**Given data:**
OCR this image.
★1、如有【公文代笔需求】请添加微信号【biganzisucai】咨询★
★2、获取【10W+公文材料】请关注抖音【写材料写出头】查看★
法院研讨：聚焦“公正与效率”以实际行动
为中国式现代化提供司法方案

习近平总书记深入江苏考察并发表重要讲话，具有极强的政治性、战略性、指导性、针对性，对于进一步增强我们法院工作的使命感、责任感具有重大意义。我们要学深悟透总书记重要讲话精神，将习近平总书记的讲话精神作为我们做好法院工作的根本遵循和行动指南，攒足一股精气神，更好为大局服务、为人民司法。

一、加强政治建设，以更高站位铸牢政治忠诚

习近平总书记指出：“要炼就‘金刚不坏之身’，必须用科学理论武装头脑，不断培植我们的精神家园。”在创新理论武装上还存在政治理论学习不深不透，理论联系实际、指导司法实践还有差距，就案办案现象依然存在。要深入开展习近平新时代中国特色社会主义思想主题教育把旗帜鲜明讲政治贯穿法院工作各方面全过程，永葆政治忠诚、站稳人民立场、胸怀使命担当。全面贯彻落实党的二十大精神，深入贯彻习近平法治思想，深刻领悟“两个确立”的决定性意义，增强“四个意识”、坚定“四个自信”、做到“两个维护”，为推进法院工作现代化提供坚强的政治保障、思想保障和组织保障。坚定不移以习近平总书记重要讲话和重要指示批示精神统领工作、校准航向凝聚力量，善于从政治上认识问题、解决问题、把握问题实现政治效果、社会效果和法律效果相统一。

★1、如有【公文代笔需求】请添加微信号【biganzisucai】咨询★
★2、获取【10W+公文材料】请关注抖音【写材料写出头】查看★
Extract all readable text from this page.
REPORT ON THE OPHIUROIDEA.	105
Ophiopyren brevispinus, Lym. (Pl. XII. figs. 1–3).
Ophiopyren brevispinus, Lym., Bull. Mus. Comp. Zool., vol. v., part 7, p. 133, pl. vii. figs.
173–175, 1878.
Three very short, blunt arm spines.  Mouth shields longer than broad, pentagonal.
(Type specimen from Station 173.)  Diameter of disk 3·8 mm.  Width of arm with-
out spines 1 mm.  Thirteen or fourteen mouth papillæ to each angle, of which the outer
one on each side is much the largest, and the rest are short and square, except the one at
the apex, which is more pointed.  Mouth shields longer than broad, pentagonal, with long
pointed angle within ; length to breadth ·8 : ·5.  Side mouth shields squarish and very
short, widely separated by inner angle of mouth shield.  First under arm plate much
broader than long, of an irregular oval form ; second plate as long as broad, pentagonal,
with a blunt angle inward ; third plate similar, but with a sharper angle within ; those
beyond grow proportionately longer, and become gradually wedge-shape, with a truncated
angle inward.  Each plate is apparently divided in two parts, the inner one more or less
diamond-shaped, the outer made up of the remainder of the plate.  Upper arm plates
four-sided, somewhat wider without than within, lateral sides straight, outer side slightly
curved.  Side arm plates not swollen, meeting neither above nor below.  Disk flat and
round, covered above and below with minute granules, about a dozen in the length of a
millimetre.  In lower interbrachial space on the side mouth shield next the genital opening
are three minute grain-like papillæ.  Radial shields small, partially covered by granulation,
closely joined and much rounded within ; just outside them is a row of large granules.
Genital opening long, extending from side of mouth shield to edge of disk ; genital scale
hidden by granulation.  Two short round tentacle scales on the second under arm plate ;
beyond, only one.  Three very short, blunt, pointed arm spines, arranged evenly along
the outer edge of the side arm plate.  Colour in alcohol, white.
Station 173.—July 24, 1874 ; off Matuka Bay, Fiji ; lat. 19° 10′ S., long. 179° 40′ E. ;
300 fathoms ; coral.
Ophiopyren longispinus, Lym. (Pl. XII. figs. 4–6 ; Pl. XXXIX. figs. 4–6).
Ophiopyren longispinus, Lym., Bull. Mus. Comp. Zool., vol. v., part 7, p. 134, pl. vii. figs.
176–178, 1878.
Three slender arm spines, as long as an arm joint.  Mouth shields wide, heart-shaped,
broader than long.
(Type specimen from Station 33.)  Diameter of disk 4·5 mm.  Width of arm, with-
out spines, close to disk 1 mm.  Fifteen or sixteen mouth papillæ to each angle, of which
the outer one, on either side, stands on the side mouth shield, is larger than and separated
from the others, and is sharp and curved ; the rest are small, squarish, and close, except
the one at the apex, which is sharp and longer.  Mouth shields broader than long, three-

**Problem to work on:**
Only the count is wanted: report how many lines of the material above hold the word "broader".

**Solution to this exercise:**
3